▶ _WORK INSTRUCTION_:
Locate every line in the material below that has the word "modification". Copy each of those lines.

▶ _SUPPLIED ENTRIES_:
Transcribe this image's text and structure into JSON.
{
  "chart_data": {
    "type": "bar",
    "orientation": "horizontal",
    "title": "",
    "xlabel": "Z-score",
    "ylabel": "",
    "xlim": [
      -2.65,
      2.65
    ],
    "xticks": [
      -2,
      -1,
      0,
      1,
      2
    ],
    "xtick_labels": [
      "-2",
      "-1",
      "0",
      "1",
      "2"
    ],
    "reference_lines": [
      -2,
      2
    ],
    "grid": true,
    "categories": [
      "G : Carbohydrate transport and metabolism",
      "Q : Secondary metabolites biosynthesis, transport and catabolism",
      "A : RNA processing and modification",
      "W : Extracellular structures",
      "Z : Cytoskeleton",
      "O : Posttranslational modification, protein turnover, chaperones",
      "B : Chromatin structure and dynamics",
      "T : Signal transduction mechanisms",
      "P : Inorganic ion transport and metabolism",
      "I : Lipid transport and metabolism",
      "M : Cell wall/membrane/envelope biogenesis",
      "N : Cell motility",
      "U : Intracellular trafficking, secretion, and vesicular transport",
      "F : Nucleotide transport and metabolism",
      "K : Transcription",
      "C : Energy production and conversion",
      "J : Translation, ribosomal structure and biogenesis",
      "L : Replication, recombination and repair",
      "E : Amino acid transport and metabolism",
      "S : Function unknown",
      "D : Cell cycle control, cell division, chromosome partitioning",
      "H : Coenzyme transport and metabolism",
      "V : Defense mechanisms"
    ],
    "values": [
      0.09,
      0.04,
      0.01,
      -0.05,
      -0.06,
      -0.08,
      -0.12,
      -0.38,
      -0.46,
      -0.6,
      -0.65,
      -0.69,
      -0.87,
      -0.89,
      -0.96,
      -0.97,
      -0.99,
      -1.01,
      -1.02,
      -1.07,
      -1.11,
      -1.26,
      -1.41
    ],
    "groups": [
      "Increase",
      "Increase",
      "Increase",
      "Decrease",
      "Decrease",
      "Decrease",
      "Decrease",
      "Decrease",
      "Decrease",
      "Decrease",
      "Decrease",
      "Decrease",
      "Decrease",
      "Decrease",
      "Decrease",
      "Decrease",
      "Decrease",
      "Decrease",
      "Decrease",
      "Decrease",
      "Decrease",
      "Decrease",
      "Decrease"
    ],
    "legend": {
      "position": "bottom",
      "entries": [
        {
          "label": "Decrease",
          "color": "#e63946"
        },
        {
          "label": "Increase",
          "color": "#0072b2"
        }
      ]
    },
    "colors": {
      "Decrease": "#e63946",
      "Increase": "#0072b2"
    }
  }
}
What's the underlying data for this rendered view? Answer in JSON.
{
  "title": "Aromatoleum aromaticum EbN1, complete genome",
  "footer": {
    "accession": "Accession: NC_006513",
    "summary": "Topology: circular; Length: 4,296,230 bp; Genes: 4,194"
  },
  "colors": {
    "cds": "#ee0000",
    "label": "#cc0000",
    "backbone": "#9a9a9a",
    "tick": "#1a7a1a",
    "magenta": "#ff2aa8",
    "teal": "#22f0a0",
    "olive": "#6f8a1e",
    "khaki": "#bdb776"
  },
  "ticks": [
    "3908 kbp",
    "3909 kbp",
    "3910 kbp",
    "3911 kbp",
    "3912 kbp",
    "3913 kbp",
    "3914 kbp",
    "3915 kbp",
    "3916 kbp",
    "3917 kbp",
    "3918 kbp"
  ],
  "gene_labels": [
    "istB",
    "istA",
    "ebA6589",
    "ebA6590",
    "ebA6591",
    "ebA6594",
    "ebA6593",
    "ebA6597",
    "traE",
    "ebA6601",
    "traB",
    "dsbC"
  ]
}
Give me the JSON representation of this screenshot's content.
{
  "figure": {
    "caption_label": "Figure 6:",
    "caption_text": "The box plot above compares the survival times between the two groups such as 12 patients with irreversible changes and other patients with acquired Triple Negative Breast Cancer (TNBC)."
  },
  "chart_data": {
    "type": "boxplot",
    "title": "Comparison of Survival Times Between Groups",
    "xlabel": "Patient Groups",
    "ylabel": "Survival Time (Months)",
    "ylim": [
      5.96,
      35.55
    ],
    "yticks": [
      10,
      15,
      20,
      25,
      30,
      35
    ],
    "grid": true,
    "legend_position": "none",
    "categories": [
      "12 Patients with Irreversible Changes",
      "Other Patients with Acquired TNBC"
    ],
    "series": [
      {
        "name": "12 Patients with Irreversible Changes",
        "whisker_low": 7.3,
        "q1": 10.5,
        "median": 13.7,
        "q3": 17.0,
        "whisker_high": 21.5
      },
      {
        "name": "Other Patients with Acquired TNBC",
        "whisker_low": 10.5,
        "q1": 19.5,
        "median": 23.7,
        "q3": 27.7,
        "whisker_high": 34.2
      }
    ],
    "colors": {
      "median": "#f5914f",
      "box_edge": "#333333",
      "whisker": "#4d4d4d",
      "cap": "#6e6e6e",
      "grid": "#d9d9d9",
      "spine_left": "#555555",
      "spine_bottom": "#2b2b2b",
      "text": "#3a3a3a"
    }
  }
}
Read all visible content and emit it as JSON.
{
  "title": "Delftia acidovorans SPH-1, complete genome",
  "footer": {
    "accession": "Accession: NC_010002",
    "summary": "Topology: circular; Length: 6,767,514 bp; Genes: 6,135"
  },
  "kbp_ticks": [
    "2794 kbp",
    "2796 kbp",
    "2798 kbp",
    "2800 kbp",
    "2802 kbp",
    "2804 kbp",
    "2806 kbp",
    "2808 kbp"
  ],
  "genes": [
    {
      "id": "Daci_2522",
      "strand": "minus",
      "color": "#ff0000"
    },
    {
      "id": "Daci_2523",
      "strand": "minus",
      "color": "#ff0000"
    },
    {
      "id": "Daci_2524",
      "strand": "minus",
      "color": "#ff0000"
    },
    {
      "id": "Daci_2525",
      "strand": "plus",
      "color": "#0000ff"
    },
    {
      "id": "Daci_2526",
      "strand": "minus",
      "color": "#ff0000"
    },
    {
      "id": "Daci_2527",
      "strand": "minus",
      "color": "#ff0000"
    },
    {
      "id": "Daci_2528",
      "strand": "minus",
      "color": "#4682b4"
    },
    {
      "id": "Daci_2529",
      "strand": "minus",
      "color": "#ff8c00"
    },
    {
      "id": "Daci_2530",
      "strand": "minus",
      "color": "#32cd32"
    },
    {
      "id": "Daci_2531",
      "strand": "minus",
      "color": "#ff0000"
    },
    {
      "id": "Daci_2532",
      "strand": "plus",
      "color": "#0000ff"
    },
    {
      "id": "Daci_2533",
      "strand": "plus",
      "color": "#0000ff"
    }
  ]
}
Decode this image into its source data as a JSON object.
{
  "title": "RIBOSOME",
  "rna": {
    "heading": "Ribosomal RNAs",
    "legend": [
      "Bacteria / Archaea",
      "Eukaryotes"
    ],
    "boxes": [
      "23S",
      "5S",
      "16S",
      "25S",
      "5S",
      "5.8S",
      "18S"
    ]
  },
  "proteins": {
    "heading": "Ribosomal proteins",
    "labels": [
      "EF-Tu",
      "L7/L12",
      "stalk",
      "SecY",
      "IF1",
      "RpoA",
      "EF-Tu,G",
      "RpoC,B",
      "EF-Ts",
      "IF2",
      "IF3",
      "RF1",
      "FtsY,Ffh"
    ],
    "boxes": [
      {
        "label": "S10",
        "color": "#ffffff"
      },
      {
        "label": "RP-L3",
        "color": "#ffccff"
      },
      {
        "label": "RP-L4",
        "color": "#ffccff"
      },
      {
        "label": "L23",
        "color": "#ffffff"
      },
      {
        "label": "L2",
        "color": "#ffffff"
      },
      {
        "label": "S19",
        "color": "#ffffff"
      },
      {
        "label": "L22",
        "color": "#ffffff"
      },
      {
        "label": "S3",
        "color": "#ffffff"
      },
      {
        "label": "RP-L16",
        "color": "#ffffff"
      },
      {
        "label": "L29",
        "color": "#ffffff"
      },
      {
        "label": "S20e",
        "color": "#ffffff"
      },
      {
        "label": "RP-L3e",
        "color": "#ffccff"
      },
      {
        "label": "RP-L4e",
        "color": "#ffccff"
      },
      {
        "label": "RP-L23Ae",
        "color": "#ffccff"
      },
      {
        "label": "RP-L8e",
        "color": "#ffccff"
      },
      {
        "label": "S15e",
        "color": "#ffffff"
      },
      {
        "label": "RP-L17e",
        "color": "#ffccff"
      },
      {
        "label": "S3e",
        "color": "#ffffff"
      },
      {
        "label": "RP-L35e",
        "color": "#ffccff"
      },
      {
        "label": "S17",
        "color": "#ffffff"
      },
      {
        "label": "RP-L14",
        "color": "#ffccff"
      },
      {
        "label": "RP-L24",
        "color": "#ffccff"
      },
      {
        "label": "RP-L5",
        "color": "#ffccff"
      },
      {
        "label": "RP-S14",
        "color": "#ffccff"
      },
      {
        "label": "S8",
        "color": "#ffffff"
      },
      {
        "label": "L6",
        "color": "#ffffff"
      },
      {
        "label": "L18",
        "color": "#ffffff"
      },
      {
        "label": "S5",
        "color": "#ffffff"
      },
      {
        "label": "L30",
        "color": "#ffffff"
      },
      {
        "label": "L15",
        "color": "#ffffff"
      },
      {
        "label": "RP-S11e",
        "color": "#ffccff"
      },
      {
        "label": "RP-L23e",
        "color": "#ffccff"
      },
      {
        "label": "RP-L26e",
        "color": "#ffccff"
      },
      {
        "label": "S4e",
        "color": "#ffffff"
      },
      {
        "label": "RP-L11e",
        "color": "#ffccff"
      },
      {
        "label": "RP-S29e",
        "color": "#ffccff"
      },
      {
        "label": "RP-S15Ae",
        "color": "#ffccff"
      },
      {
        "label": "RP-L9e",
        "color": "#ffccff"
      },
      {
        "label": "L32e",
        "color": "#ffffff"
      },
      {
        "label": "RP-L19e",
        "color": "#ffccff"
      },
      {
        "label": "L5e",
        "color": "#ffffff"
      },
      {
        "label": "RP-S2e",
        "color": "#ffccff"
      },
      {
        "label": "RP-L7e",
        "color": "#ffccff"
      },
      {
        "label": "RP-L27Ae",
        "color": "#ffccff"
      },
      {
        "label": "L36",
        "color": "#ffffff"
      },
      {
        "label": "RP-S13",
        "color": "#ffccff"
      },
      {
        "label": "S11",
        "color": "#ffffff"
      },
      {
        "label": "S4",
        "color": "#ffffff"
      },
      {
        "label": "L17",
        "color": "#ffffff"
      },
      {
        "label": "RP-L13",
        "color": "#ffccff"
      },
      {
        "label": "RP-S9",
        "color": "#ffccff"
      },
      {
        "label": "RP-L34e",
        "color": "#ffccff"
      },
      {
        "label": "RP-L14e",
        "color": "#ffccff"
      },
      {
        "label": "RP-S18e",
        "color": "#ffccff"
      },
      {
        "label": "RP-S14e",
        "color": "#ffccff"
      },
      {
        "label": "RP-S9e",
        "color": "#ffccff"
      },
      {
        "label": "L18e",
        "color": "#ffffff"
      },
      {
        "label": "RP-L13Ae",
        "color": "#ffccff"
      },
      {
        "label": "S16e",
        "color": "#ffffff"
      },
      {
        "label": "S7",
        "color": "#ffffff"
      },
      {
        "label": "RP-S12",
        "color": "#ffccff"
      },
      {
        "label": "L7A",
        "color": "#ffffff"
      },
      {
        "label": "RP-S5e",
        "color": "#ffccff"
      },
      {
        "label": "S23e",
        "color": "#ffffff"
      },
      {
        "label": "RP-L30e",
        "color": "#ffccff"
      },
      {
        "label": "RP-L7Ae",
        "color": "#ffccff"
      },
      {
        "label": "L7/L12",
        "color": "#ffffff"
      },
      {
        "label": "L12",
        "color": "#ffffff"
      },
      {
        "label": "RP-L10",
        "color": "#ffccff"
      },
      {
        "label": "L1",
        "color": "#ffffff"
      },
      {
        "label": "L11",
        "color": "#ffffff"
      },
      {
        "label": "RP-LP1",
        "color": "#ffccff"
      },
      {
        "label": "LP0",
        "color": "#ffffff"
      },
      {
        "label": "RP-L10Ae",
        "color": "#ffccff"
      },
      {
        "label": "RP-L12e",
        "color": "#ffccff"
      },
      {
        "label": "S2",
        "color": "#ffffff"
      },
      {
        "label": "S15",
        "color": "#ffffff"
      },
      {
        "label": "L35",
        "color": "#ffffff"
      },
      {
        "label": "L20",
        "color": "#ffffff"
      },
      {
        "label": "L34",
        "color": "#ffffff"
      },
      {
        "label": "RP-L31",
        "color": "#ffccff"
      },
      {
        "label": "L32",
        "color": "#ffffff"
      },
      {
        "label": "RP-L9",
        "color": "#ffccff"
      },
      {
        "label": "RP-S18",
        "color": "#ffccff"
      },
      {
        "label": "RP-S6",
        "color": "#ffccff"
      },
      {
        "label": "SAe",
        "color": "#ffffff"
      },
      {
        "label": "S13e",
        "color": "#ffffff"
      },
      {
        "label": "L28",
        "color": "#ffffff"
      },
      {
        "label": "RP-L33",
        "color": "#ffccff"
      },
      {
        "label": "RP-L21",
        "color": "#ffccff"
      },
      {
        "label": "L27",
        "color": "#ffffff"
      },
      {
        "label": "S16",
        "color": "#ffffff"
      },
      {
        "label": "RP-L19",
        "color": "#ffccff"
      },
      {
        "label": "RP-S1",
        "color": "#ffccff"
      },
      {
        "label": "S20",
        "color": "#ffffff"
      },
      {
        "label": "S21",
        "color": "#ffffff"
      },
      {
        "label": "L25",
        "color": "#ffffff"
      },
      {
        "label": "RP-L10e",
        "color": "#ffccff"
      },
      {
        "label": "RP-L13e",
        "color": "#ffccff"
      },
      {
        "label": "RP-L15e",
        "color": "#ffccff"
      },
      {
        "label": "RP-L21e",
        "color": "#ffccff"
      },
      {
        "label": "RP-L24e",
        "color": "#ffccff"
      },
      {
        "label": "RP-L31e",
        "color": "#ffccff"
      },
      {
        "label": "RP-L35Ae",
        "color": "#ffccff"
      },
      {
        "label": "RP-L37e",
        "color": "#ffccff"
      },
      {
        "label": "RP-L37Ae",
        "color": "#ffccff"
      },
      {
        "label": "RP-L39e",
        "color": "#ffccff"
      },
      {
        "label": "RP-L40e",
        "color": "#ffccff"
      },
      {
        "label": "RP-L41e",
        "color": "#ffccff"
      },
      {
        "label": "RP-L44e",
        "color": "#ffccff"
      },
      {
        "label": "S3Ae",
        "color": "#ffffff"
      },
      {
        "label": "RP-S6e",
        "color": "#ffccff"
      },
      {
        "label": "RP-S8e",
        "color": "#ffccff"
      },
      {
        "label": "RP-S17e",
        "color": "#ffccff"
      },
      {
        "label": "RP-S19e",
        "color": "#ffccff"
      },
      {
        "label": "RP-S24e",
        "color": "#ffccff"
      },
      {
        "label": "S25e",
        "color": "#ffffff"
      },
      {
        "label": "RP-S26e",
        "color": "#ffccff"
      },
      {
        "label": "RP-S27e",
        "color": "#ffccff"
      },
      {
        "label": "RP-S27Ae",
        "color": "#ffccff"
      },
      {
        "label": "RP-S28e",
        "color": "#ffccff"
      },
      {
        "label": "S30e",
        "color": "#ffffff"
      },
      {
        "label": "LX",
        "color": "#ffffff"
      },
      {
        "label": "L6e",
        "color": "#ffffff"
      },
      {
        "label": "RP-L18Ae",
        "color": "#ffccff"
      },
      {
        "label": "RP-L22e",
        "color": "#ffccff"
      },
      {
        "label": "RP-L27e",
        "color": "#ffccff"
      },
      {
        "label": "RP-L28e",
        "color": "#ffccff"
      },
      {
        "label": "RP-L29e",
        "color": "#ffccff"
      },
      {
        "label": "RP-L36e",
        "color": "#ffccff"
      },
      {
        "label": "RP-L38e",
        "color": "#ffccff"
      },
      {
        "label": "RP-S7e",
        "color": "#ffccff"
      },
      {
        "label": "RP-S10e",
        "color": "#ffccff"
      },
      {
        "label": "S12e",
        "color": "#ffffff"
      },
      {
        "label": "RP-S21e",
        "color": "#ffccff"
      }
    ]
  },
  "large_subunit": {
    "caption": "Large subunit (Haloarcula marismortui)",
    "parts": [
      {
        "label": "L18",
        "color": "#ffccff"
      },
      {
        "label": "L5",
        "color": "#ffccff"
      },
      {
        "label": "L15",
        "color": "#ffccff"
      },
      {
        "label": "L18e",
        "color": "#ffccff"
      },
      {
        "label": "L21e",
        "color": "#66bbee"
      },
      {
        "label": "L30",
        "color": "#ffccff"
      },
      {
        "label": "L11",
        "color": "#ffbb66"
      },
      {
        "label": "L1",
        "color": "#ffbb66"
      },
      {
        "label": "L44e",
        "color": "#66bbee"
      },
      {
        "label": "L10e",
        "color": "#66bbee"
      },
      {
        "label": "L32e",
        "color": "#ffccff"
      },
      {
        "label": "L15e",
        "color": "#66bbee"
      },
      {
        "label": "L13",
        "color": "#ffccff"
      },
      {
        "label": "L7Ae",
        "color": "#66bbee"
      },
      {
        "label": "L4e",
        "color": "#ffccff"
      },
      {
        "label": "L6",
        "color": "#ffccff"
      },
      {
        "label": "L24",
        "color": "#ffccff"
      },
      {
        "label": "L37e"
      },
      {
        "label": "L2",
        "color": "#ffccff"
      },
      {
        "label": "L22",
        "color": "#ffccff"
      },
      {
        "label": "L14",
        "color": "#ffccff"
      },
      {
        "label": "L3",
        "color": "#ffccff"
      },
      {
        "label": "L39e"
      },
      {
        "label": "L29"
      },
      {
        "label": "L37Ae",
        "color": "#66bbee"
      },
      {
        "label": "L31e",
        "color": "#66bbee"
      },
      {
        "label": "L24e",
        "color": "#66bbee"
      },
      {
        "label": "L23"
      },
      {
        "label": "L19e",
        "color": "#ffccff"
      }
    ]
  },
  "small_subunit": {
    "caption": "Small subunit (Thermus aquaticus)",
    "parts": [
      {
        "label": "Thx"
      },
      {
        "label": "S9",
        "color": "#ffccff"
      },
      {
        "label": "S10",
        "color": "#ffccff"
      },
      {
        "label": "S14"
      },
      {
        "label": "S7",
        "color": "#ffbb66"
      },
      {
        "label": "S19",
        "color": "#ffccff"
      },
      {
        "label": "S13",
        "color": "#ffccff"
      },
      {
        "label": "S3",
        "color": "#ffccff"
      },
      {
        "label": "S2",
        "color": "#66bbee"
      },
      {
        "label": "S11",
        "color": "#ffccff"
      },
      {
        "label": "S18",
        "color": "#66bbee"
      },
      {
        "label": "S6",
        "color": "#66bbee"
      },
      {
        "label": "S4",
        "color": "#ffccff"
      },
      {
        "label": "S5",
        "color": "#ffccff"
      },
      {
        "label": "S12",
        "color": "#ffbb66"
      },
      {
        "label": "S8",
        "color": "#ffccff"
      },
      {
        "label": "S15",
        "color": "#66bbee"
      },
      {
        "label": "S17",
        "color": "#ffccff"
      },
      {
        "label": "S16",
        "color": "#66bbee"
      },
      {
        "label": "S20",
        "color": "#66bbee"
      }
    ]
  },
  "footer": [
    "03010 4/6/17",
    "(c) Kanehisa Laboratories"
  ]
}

▶ _WRITTEN RESPONSE_:
      "A : RNA processing and modification",
      "O : Posttranslational modification, protein turnover, chaperones",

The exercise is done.